→ **What you need to do**
Find the number of lines below in which the word "seconds" appears, and write that number only.
── Record excerpts
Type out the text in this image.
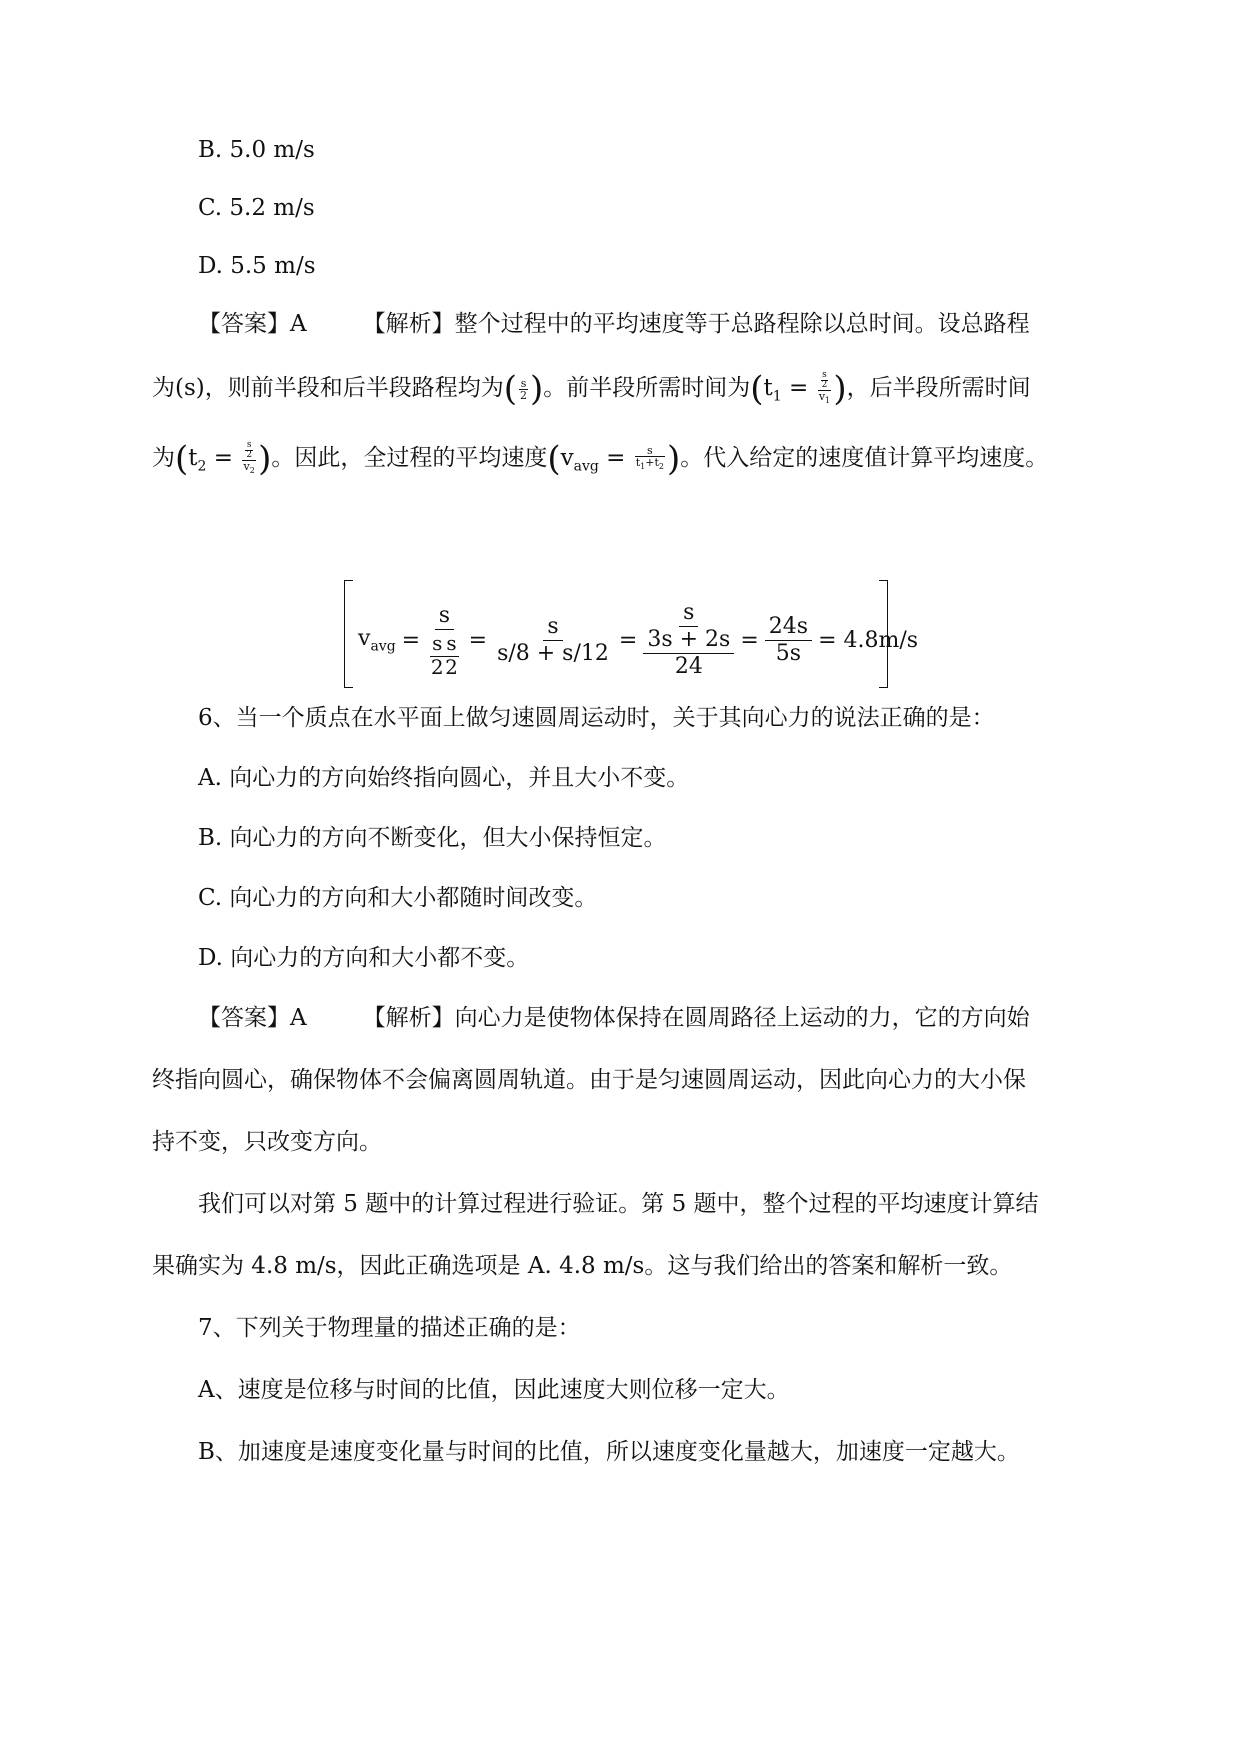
B. 5.0 m/s
C. 5.2 m/s
D. 5.5 m/s
【答案】A 【解析】整个过程中的平均速度等于总路程除以总时间。设总路程
为(s)，则前半段和后半段路程均为( $\frac{s}{2}$ )。前半段所需时间为($t_1 = \frac{\frac{s}{2}}{v_1}$ )，后半段所需时间
为($t_2 = \frac{\frac{s}{2}}{v_2}$ )。因此，全过程的平均速度($v_{avg} = \frac{s}{t_1+t_2}$ )。代入给定的速度值计算平均速度。
$v_{avg} = \frac{s}{\frac{s}{2} \frac{s}{2}} = \frac{s}{s/8 + s/12}$ =
s
3s + 2s
24
= $\frac{24s}{5s} = 4.8m/s$
6、当一个质点在水平面上做匀速圆周运动时，关于其向心力的说法正确的是：
A. 向心力的方向始终指向圆心，并且大小不变。
B. 向心力的方向不断变化，但大小保持恒定。
C. 向心力的方向和大小都随时间改变。
D. 向心力的方向和大小都不变。
【答案】A 【解析】向心力是使物体保持在圆周路径上运动的力，它的方向始
终指向圆心，确保物体不会偏离圆周轨道。由于是匀速圆周运动，因此向心力的大小保
持不变，只改变方向。
我们可以对第 5 题中的计算过程进行验证。第 5 题中，整个过程的平均速度计算结
果确实为 4.8 m/s，因此正确选项是 A. 4.8 m/s。这与我们给出的答案和解析一致。
7、下列关于物理量的描述正确的是：
A、速度是位移与时间的比值，因此速度大则位移一定大。
B、加速度是速度变化量与时间的比值，所以速度变化量越大，加速度一定越大。
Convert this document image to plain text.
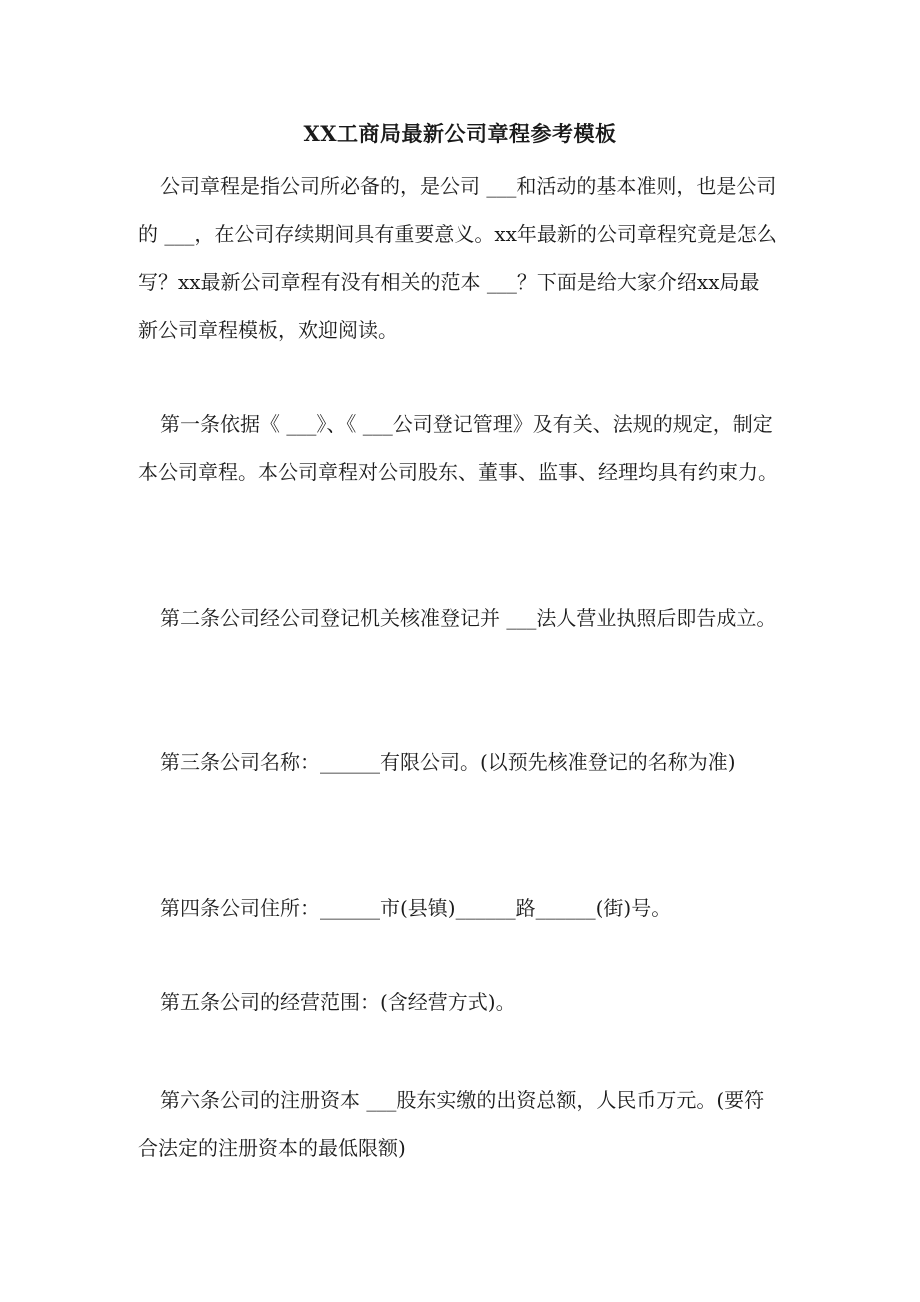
XX工商局最新公司章程参考模板

公司章程是指公司所必备的，是公司 ___和活动的基本准则，也是公司的 ___，在公司存续期间具有重要意义。xx年最新的公司章程究竟是怎么写？xx最新公司章程有没有相关的范本 ___？下面是给大家介绍xx局最新公司章程模板，欢迎阅读。

第一条依据《 ___》、《 ___公司登记管理》及有关、法规的规定，制定本公司章程。本公司章程对公司股东、董事、监事、经理均具有约束力。

第二条公司经公司登记机关核准登记并 ___法人营业执照后即告成立。

第三条公司名称：______有限公司。(以预先核准登记的名称为准)

第四条公司住所：______市(县镇)______路______(街)号。

第五条公司的经营范围：(含经营方式)。

第六条公司的注册资本 ___股东实缴的出资总额，人民币万元。(要符合法定的注册资本的最低限额)
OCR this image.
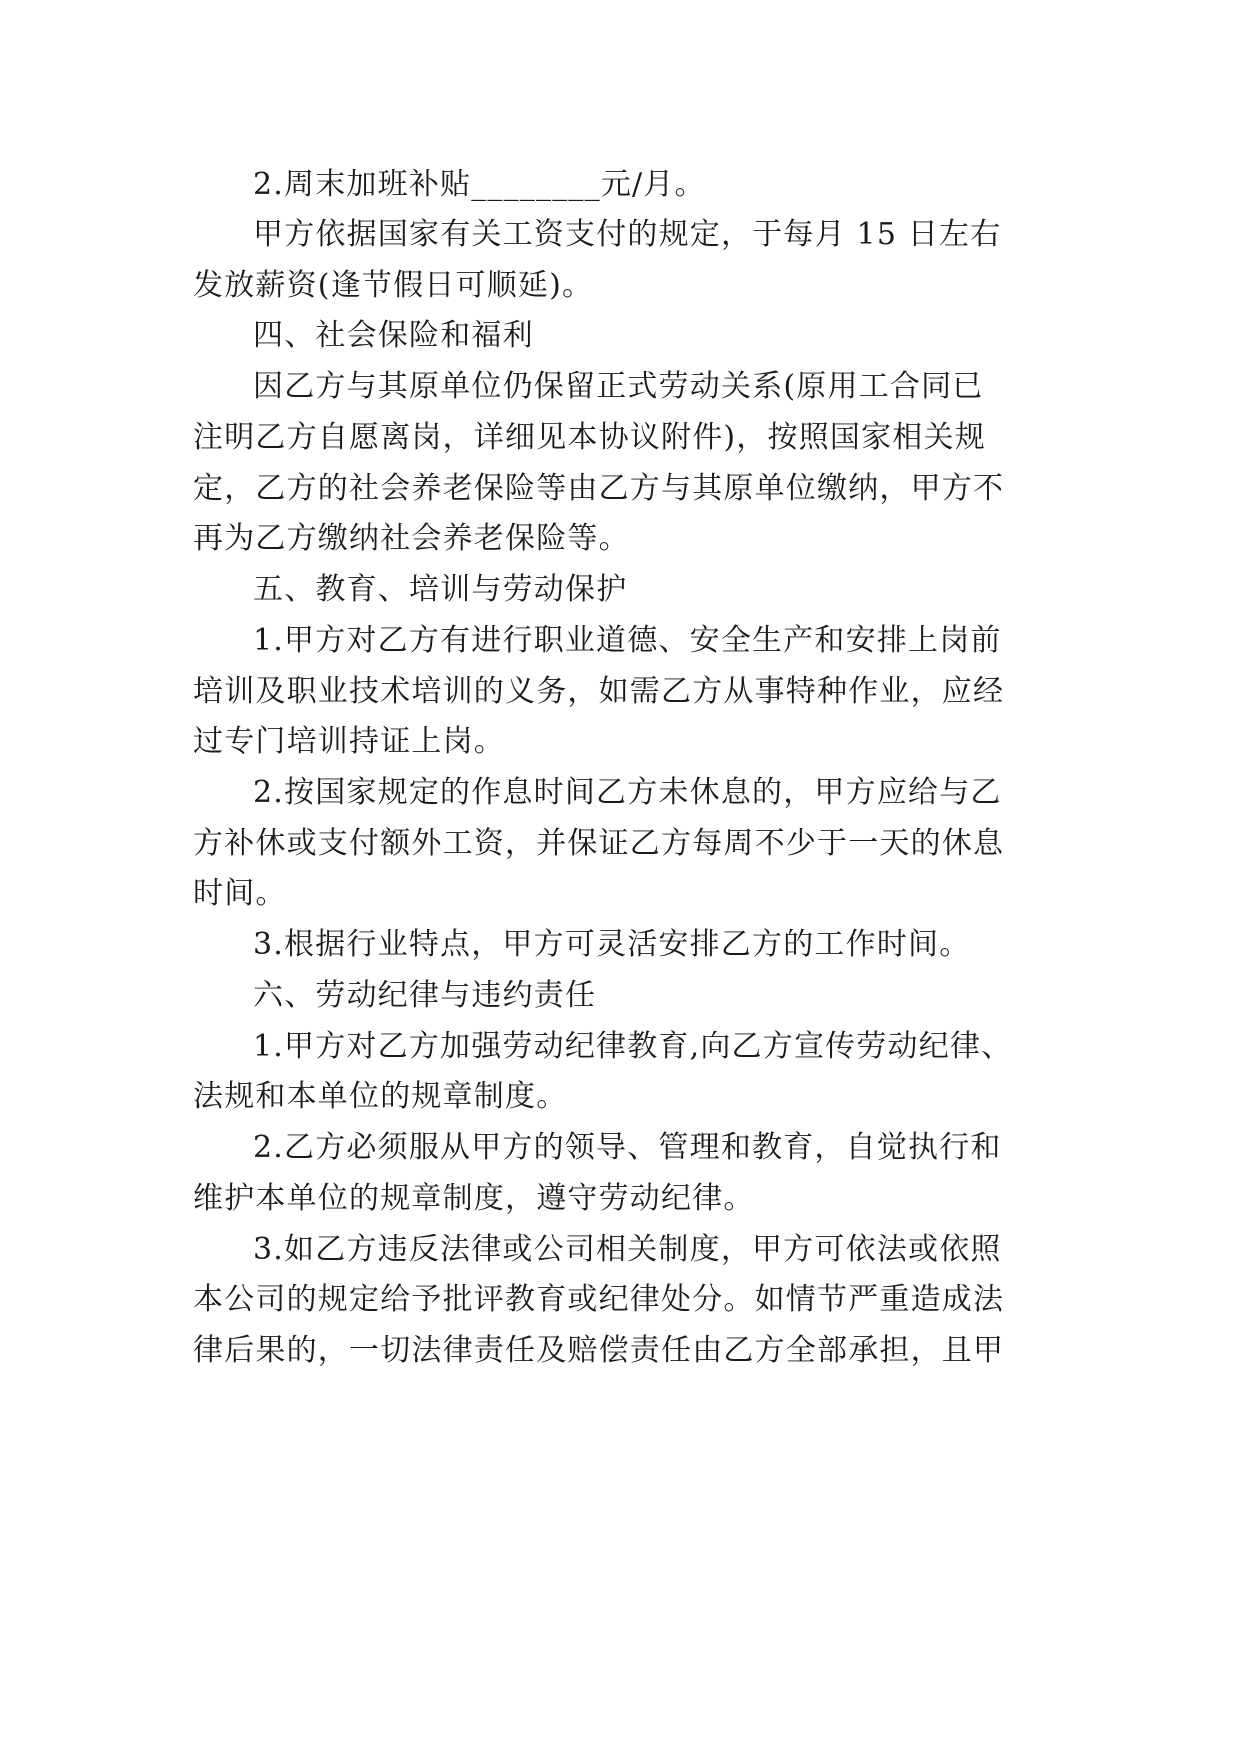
2.周末加班补贴________元/月。
甲方依据国家有关工资支付的规定，于每月 15 日左右
发放薪资(逢节假日可顺延)。
四、社会保险和福利
因乙方与其原单位仍保留正式劳动关系(原用工合同已
注明乙方自愿离岗，详细见本协议附件)，按照国家相关规
定，乙方的社会养老保险等由乙方与其原单位缴纳，甲方不
再为乙方缴纳社会养老保险等。
五、教育、培训与劳动保护
1.甲方对乙方有进行职业道德、安全生产和安排上岗前
培训及职业技术培训的义务，如需乙方从事特种作业，应经
过专门培训持证上岗。
2.按国家规定的作息时间乙方未休息的，甲方应给与乙
方补休或支付额外工资，并保证乙方每周不少于一天的休息
时间。
3.根据行业特点，甲方可灵活安排乙方的工作时间。
六、劳动纪律与违约责任
1.甲方对乙方加强劳动纪律教育,向乙方宣传劳动纪律、
法规和本单位的规章制度。
2.乙方必须服从甲方的领导、管理和教育，自觉执行和
维护本单位的规章制度，遵守劳动纪律。
3.如乙方违反法律或公司相关制度，甲方可依法或依照
本公司的规定给予批评教育或纪律处分。如情节严重造成法
律后果的，一切法律责任及赔偿责任由乙方全部承担，且甲
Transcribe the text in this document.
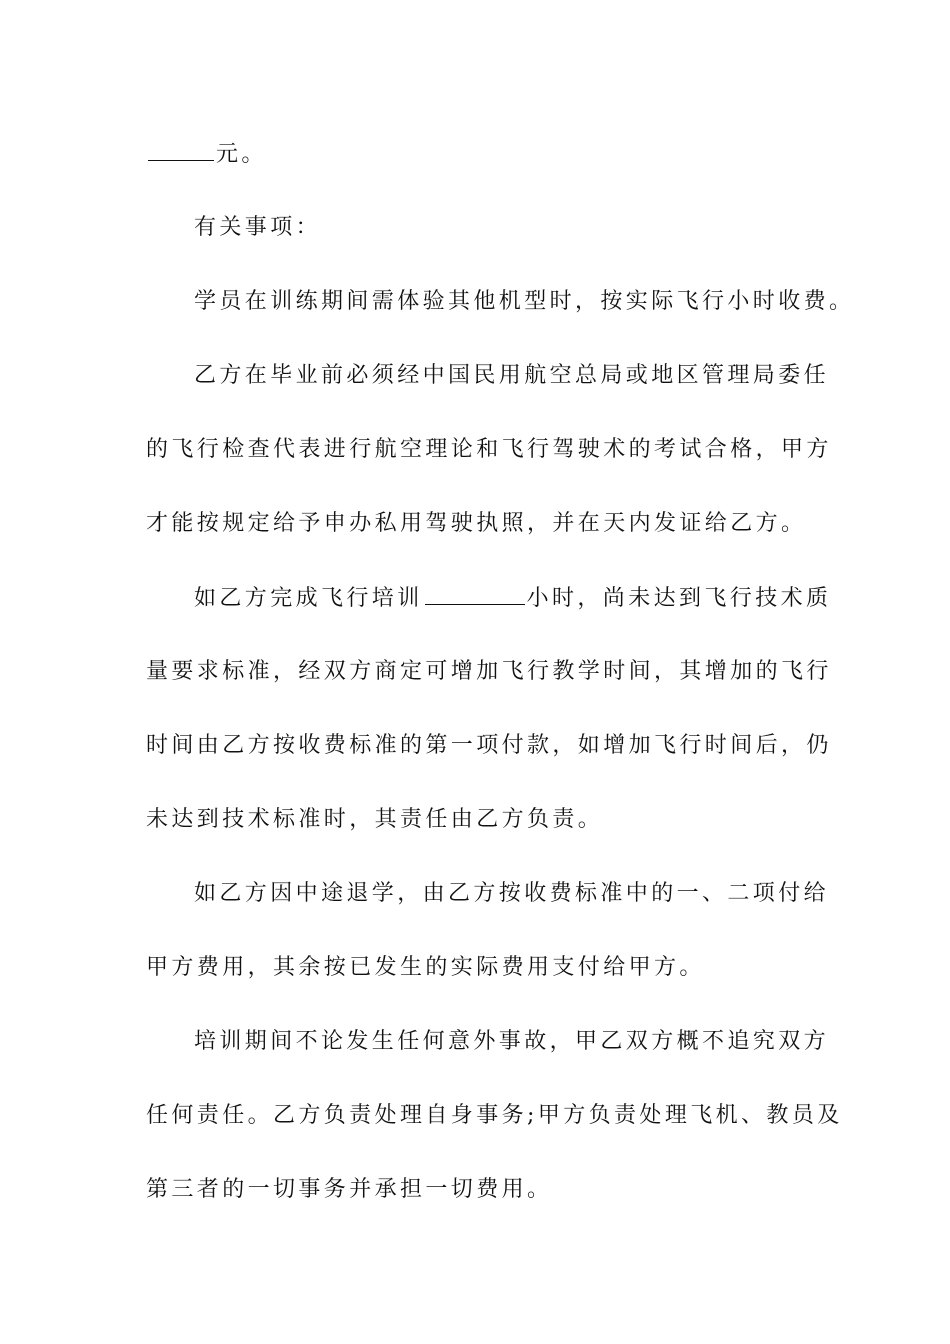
元。
有关事项：
学员在训练期间需体验其他机型时，按实际飞行小时收费。
乙方在毕业前必须经中国民用航空总局或地区管理局委任
的飞行检查代表进行航空理论和飞行驾驶术的考试合格，甲方
才能按规定给予申办私用驾驶执照，并在天内发证给乙方。
如乙方完成飞行培训	小时，尚未达到飞行技术质
量要求标准，经双方商定可增加飞行教学时间，其增加的飞行
时间由乙方按收费标准的第一项付款，如增加飞行时间后，仍
未达到技术标准时，其责任由乙方负责。
如乙方因中途退学，由乙方按收费标准中的一、二项付给
甲方费用，其余按已发生的实际费用支付给甲方。
培训期间不论发生任何意外事故，甲乙双方概不追究双方
任何责任。乙方负责处理自身事务;甲方负责处理飞机、教员及
第三者的一切事务并承担一切费用。
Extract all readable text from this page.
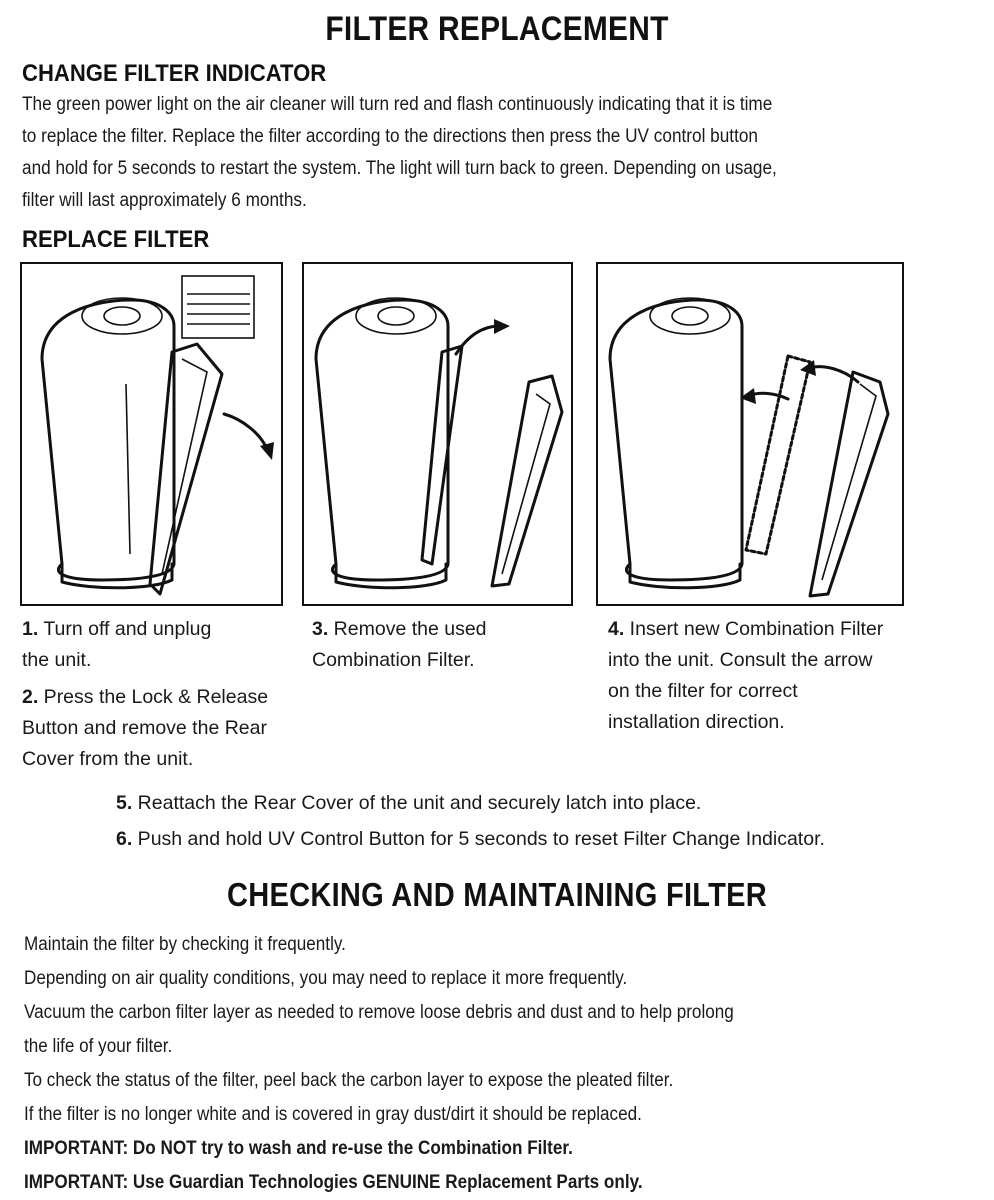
FILTER REPLACEMENT
CHANGE FILTER INDICATOR

The green power light on the air cleaner will turn red and flash continuously indicating that it is time

to replace the filter. Replace the filter according to the directions then press the UV control button

and hold for 5 seconds to restart the system. The light will turn back to green. Depending on usage,

filter will last approximately 6 months.

REPLACE FILTER

1. Turn off and unplug

the unit.

2. Press the Lock & Release

Button and remove the Rear

Cover from the unit.

3. Remove the used

Combination Filter.

4. Insert new Combination Filter

into the unit. Consult the arrow

on the filter for correct

installation direction.

5. Reattach the Rear Cover of the unit and securely latch into place.

6. Push and hold UV Control Button for 5 seconds to reset Filter Change Indicator.

CHECKING AND MAINTAINING FILTER

Maintain the filter by checking it frequently.

Depending on air quality conditions, you may need to replace it more frequently.

Vacuum the carbon filter layer as needed to remove loose debris and dust and to help prolong

the life of your filter.

To check the status of the filter, peel back the carbon layer to expose the pleated filter.

If the filter is no longer white and is covered in gray dust/dirt it should be replaced.

IMPORTANT: Do NOT try to wash and re-use the Combination Filter.

IMPORTANT: Use Guardian Technologies GENUINE Replacement Parts only.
────
→ **Correct response**
2